• [Goal of the exercise] Without the pictures, return each record as it appears.

Source records:
● ● ● ● ● ● ●

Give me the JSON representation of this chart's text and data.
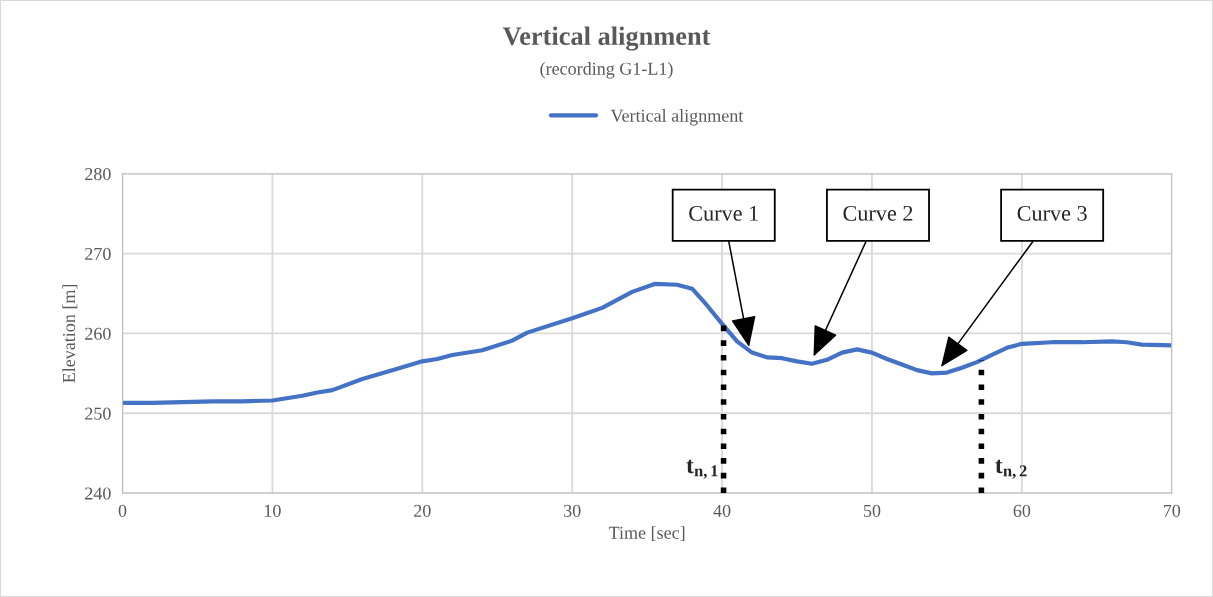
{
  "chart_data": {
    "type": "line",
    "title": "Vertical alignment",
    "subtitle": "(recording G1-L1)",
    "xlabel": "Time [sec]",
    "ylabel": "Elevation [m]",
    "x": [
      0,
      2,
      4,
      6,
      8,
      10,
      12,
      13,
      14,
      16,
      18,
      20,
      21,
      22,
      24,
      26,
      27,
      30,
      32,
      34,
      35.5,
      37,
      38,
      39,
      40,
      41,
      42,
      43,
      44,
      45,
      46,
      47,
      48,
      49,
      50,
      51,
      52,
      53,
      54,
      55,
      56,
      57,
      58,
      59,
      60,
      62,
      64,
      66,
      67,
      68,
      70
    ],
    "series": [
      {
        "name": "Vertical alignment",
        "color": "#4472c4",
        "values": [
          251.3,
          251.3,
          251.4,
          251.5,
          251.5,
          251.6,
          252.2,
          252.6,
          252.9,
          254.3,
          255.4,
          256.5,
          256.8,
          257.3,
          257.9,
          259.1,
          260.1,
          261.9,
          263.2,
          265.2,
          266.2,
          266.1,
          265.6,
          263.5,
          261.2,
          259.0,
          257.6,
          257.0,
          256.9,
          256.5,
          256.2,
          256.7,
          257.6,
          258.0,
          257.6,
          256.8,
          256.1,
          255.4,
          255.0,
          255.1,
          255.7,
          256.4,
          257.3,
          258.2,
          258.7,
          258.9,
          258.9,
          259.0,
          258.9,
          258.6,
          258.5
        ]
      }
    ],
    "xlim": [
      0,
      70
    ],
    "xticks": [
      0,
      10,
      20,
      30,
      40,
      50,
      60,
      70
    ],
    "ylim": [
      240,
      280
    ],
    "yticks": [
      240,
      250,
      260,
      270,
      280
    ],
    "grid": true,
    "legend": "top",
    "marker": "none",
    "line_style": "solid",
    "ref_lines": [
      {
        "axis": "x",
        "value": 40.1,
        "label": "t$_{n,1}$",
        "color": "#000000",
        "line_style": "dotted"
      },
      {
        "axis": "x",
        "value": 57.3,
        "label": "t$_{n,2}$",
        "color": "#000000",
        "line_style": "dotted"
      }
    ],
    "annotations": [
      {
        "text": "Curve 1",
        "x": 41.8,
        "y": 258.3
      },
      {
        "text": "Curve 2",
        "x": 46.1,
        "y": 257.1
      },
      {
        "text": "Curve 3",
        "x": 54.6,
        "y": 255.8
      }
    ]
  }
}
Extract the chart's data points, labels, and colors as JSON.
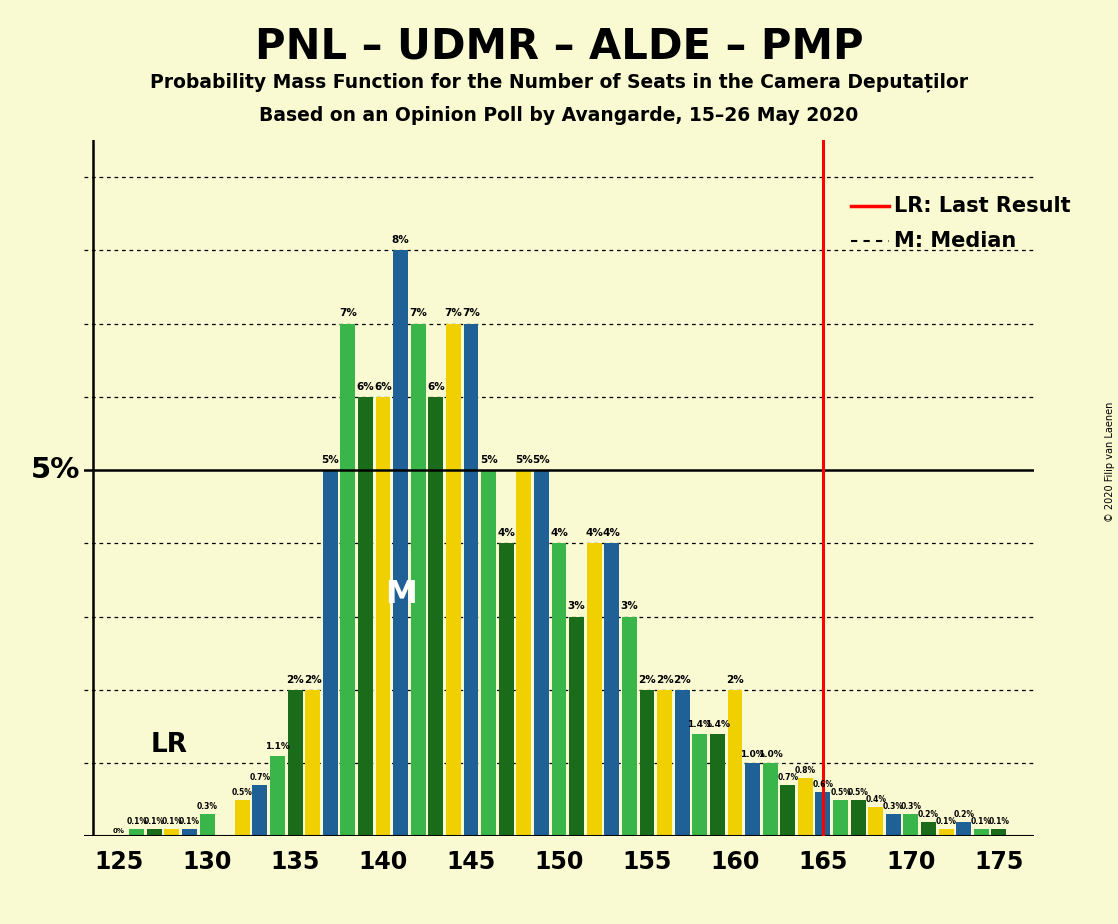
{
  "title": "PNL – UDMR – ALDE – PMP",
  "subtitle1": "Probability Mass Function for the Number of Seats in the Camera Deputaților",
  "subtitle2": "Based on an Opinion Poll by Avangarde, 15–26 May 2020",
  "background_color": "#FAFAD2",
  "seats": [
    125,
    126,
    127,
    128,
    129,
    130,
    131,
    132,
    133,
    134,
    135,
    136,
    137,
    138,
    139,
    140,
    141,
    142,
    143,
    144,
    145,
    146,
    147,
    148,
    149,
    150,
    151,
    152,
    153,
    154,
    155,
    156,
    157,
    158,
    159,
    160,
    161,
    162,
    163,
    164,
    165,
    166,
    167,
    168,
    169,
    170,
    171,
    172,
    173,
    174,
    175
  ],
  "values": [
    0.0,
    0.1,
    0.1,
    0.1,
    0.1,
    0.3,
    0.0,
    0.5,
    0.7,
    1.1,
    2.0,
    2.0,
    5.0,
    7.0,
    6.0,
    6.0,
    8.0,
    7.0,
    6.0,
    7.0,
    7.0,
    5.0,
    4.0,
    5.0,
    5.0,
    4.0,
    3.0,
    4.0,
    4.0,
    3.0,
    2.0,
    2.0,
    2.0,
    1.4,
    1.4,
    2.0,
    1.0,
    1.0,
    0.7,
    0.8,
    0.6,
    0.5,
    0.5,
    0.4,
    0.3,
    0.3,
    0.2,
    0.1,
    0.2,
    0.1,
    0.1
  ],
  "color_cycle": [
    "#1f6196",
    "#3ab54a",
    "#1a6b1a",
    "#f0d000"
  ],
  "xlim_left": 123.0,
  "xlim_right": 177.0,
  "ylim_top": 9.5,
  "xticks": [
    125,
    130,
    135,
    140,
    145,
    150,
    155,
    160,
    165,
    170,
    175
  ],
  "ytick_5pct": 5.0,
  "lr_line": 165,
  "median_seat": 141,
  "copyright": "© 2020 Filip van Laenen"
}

● ● ● ● ● ● ●

• [Exercise solution]
Give me the JSON representation of this chart's text and data.
{
  "chart_data": {
    "type": "line",
    "title": "Vertical alignment",
    "subtitle": "(recording G1-L1)",
    "xlabel": "Time [sec]",
    "ylabel": "Elevation [m]",
    "x": [
      0,
      2,
      4,
      6,
      8,
      10,
      12,
      13,
      14,
      16,
      18,
      20,
      21,
      22,
      24,
      26,
      27,
      30,
      32,
      34,
      35.5,
      37,
      38,
      39,
      40,
      41,
      42,
      43,
      44,
      45,
      46,
      47,
      48,
      49,
      50,
      51,
      52,
      53,
      54,
      55,
      56,
      57,
      58,
      59,
      60,
      62,
      64,
      66,
      67,
      68,
      70
    ],
    "series": [
      {
        "name": "Vertical alignment",
        "color": "#4472c4",
        "values": [
          251.3,
          251.3,
          251.4,
          251.5,
          251.5,
          251.6,
          252.2,
          252.6,
          252.9,
          254.3,
          255.4,
          256.5,
          256.8,
          257.3,
          257.9,
          259.1,
          260.1,
          261.9,
          263.2,
          265.2,
          266.2,
          266.1,
          265.6,
          263.5,
          261.2,
          259.0,
          257.6,
          257.0,
          256.9,
          256.5,
          256.2,
          256.7,
          257.6,
          258.0,
          257.6,
          256.8,
          256.1,
          255.4,
          255.0,
          255.1,
          255.7,
          256.4,
          257.3,
          258.2,
          258.7,
          258.9,
          258.9,
          259.0,
          258.9,
          258.6,
          258.5
        ]
      }
    ],
    "xlim": [
      0,
      70
    ],
    "xticks": [
      0,
      10,
      20,
      30,
      40,
      50,
      60,
      70
    ],
    "ylim": [
      240,
      280
    ],
    "yticks": [
      240,
      250,
      260,
      270,
      280
    ],
    "grid": true,
    "legend": "top",
    "marker": "none",
    "line_style": "solid",
    "ref_lines": [
      {
        "axis": "x",
        "value": 40.1,
        "label": "t$_{n,1}$",
        "color": "#000000",
        "line_style": "dotted"
      },
      {
        "axis": "x",
        "value": 57.3,
        "label": "t$_{n,2}$",
        "color": "#000000",
        "line_style": "dotted"
      }
    ],
    "annotations": [
      {
        "text": "Curve 1",
        "x": 41.8,
        "y": 258.3
      },
      {
        "text": "Curve 2",
        "x": 46.1,
        "y": 257.1
      },
      {
        "text": "Curve 3",
        "x": 54.6,
        "y": 255.8
      }
    ]
  }
}
Extract the chart's data points, labels, and colors as JSON.
{
  "title": "PNL – UDMR – ALDE – PMP",
  "subtitle1": "Probability Mass Function for the Number of Seats in the Camera Deputaților",
  "subtitle2": "Based on an Opinion Poll by Avangarde, 15–26 May 2020",
  "background_color": "#FAFAD2",
  "seats": [
    125,
    126,
    127,
    128,
    129,
    130,
    131,
    132,
    133,
    134,
    135,
    136,
    137,
    138,
    139,
    140,
    141,
    142,
    143,
    144,
    145,
    146,
    147,
    148,
    149,
    150,
    151,
    152,
    153,
    154,
    155,
    156,
    157,
    158,
    159,
    160,
    161,
    162,
    163,
    164,
    165,
    166,
    167,
    168,
    169,
    170,
    171,
    172,
    173,
    174,
    175
  ],
  "values": [
    0.0,
    0.1,
    0.1,
    0.1,
    0.1,
    0.3,
    0.0,
    0.5,
    0.7,
    1.1,
    2.0,
    2.0,
    5.0,
    7.0,
    6.0,
    6.0,
    8.0,
    7.0,
    6.0,
    7.0,
    7.0,
    5.0,
    4.0,
    5.0,
    5.0,
    4.0,
    3.0,
    4.0,
    4.0,
    3.0,
    2.0,
    2.0,
    2.0,
    1.4,
    1.4,
    2.0,
    1.0,
    1.0,
    0.7,
    0.8,
    0.6,
    0.5,
    0.5,
    0.4,
    0.3,
    0.3,
    0.2,
    0.1,
    0.2,
    0.1,
    0.1
  ],
  "color_cycle": [
    "#1f6196",
    "#3ab54a",
    "#1a6b1a",
    "#f0d000"
  ],
  "xlim_left": 123.0,
  "xlim_right": 177.0,
  "ylim_top": 9.5,
  "xticks": [
    125,
    130,
    135,
    140,
    145,
    150,
    155,
    160,
    165,
    170,
    175
  ],
  "ytick_5pct": 5.0,
  "lr_line": 165,
  "median_seat": 141,
  "copyright": "© 2020 Filip van Laenen"
}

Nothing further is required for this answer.